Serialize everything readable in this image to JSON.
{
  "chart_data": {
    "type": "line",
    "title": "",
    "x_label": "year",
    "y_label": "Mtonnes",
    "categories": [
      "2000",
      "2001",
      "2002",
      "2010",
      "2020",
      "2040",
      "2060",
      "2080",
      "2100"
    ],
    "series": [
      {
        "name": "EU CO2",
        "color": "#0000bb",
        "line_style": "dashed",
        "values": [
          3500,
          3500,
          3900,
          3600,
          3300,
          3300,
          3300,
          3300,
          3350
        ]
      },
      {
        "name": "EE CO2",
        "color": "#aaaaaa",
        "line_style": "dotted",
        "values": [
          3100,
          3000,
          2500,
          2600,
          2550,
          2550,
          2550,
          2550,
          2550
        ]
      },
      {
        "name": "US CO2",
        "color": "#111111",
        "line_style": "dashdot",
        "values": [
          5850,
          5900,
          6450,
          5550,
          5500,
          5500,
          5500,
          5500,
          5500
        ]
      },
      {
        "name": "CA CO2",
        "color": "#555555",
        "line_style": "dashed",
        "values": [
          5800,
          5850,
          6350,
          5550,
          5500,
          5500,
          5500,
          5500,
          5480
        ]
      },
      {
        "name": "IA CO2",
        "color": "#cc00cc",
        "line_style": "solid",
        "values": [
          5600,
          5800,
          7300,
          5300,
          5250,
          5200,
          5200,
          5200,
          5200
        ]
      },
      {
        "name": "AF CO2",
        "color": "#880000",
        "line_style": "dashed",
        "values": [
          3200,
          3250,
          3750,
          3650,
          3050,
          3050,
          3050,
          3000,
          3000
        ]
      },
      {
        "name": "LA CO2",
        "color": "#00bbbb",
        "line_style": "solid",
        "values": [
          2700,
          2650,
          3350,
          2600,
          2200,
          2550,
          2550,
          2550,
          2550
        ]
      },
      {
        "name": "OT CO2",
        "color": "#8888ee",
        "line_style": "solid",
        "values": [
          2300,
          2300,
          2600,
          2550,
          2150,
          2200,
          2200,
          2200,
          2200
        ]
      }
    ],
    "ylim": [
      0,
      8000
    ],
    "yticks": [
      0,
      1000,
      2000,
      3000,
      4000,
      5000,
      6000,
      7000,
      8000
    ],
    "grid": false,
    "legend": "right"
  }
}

○ ○ ○ ○ ○

WHAT THE TASK ASKS:
Gather every line from the entries above where the word "name" appears, and copy them.

FINAL ANSWER:
        "name": "EU CO2",
        "name": "EE CO2",
        "name": "US CO2",
        "name": "CA CO2",
        "name": "IA CO2",
        "name": "AF CO2",
        "name": "LA CO2",
        "name": "OT CO2",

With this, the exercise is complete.